Problem requirements:
Pick out all lines with the word "true" from the records that follow.

Start of Material

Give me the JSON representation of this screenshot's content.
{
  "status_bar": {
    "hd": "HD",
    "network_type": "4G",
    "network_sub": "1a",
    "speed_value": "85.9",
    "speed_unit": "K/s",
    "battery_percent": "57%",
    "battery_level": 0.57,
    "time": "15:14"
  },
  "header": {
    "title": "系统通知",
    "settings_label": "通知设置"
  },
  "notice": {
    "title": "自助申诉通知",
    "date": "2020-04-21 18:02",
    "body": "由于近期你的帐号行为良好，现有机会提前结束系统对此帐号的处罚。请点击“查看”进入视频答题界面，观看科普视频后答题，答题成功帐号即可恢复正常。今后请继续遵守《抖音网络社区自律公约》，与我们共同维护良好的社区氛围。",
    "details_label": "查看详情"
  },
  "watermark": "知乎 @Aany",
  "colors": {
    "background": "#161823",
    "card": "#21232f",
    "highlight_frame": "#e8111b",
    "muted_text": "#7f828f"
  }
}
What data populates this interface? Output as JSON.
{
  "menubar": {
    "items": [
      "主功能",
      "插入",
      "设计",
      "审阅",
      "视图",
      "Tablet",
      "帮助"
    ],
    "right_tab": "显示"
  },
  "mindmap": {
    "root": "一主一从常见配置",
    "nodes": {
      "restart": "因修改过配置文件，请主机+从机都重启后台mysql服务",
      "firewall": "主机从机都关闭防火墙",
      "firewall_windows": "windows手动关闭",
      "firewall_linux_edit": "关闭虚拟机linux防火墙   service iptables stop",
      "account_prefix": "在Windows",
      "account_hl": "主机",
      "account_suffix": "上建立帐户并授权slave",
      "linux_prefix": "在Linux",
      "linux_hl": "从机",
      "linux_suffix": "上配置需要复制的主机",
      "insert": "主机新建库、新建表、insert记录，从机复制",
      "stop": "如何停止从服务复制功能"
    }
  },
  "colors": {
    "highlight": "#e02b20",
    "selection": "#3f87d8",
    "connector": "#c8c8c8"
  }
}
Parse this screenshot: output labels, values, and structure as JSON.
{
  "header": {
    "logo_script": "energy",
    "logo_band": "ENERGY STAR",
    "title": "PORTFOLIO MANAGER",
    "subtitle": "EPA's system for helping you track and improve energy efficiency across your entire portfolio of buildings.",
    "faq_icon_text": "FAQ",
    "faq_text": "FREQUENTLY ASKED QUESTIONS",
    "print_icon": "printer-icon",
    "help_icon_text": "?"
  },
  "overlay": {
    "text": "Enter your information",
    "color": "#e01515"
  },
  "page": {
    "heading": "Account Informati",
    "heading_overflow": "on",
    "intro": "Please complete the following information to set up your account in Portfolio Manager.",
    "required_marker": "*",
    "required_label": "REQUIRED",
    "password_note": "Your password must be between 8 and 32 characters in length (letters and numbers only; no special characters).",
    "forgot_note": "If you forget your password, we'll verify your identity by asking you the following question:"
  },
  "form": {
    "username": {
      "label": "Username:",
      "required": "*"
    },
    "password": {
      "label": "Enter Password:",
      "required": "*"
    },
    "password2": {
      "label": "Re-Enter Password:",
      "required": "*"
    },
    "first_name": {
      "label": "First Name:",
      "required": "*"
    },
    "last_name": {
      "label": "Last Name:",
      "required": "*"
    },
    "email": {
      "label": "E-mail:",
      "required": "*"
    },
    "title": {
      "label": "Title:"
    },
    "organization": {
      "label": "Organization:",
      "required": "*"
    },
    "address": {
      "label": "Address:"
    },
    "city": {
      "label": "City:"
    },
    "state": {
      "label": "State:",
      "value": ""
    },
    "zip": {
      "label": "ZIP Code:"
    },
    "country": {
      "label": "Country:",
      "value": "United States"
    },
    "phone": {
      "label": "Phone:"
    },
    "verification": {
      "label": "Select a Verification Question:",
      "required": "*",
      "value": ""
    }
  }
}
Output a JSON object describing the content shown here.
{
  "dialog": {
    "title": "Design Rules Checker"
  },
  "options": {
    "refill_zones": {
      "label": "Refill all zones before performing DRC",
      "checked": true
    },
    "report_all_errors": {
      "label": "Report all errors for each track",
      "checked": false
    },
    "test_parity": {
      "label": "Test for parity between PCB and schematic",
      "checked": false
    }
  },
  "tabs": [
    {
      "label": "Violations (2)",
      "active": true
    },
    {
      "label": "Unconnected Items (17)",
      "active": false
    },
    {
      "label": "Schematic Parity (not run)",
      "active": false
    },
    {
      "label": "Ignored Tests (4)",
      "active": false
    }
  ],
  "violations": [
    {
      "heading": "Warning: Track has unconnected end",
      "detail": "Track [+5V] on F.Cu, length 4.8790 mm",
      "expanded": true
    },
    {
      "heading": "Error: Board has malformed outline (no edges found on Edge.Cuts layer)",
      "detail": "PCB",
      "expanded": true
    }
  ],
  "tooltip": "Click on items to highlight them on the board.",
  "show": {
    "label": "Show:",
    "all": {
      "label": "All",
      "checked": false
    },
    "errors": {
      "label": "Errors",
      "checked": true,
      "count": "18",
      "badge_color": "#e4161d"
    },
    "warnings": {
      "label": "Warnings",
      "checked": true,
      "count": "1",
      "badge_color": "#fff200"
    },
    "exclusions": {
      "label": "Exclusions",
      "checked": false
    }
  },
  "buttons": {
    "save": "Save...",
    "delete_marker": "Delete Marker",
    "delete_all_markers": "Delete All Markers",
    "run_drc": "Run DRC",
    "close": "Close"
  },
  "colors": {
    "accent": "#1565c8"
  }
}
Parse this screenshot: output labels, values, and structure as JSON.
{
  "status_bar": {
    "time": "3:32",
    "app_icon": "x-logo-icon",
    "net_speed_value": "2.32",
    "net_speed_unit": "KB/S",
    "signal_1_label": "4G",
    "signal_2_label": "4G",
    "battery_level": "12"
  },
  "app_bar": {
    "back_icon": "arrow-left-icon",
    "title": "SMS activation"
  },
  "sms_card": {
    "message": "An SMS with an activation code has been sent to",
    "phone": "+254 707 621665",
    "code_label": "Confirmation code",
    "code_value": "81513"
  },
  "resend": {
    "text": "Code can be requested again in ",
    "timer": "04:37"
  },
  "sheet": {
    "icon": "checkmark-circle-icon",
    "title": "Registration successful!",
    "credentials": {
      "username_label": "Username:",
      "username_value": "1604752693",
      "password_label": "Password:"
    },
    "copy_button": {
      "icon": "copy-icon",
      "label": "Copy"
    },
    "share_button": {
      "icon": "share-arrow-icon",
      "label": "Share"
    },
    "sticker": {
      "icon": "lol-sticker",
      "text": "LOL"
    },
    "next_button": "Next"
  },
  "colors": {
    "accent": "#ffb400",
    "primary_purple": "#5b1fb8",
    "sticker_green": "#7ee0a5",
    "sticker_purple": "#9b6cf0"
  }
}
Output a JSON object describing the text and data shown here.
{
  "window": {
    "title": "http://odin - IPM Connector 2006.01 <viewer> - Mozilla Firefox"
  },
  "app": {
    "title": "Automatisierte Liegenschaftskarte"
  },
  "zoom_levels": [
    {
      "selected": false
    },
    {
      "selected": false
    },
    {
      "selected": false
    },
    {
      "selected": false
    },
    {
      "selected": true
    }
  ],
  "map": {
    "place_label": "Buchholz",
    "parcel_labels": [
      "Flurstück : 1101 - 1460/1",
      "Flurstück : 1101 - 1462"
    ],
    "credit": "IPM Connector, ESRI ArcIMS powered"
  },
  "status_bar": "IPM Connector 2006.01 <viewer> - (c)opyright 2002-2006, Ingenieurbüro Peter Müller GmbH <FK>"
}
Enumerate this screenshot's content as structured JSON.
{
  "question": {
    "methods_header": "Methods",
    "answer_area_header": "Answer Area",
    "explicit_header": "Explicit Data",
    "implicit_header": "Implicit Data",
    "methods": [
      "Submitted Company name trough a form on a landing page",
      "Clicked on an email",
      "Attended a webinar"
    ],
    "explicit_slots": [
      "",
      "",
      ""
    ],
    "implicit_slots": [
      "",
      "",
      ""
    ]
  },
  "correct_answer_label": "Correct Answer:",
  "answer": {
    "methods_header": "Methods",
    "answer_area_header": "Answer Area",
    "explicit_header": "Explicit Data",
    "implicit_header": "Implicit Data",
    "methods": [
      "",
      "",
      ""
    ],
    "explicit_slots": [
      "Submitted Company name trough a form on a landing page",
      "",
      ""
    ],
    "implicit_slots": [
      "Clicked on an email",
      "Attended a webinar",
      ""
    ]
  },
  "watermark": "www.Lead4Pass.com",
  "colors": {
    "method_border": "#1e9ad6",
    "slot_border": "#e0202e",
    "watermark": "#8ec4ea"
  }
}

End of Material

Answer to the exercise:
      "checked": true
      "active": true
      "expanded": true
      "expanded": true
      "checked": true,
      "checked": true,
      "selected": true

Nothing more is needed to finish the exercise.